* [Records shown]:
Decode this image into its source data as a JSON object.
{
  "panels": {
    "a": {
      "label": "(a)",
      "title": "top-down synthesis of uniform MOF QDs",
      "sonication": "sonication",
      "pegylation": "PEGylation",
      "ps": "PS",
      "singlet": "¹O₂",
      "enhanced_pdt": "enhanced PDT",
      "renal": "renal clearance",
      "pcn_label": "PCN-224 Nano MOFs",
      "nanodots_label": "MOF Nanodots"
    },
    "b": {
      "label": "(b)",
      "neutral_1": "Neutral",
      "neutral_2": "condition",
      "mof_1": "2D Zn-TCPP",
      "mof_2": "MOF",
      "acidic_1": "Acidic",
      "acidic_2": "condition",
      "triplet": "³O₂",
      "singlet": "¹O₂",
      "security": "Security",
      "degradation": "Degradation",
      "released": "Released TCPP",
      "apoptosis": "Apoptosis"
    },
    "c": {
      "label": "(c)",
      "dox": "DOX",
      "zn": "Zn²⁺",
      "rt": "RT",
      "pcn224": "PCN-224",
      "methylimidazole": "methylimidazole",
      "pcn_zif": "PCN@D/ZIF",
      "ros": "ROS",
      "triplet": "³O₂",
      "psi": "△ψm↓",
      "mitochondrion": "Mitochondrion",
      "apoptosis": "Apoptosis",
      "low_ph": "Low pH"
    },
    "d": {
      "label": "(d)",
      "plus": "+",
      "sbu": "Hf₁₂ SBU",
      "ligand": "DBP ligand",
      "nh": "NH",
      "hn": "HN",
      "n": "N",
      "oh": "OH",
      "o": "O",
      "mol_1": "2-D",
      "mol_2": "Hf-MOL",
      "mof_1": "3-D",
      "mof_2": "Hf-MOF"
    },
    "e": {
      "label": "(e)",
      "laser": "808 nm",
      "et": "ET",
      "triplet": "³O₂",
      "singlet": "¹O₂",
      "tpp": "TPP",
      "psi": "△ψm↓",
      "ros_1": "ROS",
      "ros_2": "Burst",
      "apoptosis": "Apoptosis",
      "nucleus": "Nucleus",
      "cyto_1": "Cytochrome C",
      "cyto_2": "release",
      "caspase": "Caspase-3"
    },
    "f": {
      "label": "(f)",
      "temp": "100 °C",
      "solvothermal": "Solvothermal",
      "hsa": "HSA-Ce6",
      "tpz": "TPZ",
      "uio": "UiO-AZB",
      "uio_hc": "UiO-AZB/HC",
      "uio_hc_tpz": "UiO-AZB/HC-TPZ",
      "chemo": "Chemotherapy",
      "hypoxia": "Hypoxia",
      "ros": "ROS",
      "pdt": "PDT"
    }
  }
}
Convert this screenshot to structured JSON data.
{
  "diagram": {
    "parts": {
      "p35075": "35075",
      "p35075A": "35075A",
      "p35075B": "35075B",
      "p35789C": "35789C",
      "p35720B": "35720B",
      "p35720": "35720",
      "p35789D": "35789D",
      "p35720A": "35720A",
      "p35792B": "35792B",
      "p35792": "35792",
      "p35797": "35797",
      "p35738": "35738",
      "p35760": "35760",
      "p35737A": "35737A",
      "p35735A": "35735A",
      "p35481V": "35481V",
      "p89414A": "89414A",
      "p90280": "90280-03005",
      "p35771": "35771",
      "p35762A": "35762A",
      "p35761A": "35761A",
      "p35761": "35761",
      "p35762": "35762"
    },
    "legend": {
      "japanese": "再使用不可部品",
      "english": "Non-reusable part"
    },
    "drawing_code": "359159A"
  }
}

* [Problem details]:
Show the data once more, exactly as it was written.

* [Solution to this task]:
Decode this image into its source data as a JSON object.
{
  "panels": {
    "a": {
      "label": "(a)",
      "title": "top-down synthesis of uniform MOF QDs",
      "sonication": "sonication",
      "pegylation": "PEGylation",
      "ps": "PS",
      "singlet": "¹O₂",
      "enhanced_pdt": "enhanced PDT",
      "renal": "renal clearance",
      "pcn_label": "PCN-224 Nano MOFs",
      "nanodots_label": "MOF Nanodots"
    },
    "b": {
      "label": "(b)",
      "neutral_1": "Neutral",
      "neutral_2": "condition",
      "mof_1": "2D Zn-TCPP",
      "mof_2": "MOF",
      "acidic_1": "Acidic",
      "acidic_2": "condition",
      "triplet": "³O₂",
      "singlet": "¹O₂",
      "security": "Security",
      "degradation": "Degradation",
      "released": "Released TCPP",
      "apoptosis": "Apoptosis"
    },
    "c": {
      "label": "(c)",
      "dox": "DOX",
      "zn": "Zn²⁺",
      "rt": "RT",
      "pcn224": "PCN-224",
      "methylimidazole": "methylimidazole",
      "pcn_zif": "PCN@D/ZIF",
      "ros": "ROS",
      "triplet": "³O₂",
      "psi": "△ψm↓",
      "mitochondrion": "Mitochondrion",
      "apoptosis": "Apoptosis",
      "low_ph": "Low pH"
    },
    "d": {
      "label": "(d)",
      "plus": "+",
      "sbu": "Hf₁₂ SBU",
      "ligand": "DBP ligand",
      "nh": "NH",
      "hn": "HN",
      "n": "N",
      "oh": "OH",
      "o": "O",
      "mol_1": "2-D",
      "mol_2": "Hf-MOL",
      "mof_1": "3-D",
      "mof_2": "Hf-MOF"
    },
    "e": {
      "label": "(e)",
      "laser": "808 nm",
      "et": "ET",
      "triplet": "³O₂",
      "singlet": "¹O₂",
      "tpp": "TPP",
      "psi": "△ψm↓",
      "ros_1": "ROS",
      "ros_2": "Burst",
      "apoptosis": "Apoptosis",
      "nucleus": "Nucleus",
      "cyto_1": "Cytochrome C",
      "cyto_2": "release",
      "caspase": "Caspase-3"
    },
    "f": {
      "label": "(f)",
      "temp": "100 °C",
      "solvothermal": "Solvothermal",
      "hsa": "HSA-Ce6",
      "tpz": "TPZ",
      "uio": "UiO-AZB",
      "uio_hc": "UiO-AZB/HC",
      "uio_hc_tpz": "UiO-AZB/HC-TPZ",
      "chemo": "Chemotherapy",
      "hypoxia": "Hypoxia",
      "ros": "ROS",
      "pdt": "PDT"
    }
  }
}
Convert this screenshot to structured JSON data.
{
  "diagram": {
    "parts": {
      "p35075": "35075",
      "p35075A": "35075A",
      "p35075B": "35075B",
      "p35789C": "35789C",
      "p35720B": "35720B",
      "p35720": "35720",
      "p35789D": "35789D",
      "p35720A": "35720A",
      "p35792B": "35792B",
      "p35792": "35792",
      "p35797": "35797",
      "p35738": "35738",
      "p35760": "35760",
      "p35737A": "35737A",
      "p35735A": "35735A",
      "p35481V": "35481V",
      "p89414A": "89414A",
      "p90280": "90280-03005",
      "p35771": "35771",
      "p35762A": "35762A",
      "p35761A": "35761A",
      "p35761": "35761",
      "p35762": "35762"
    },
    "legend": {
      "japanese": "再使用不可部品",
      "english": "Non-reusable part"
    },
    "drawing_code": "359159A"
  }
}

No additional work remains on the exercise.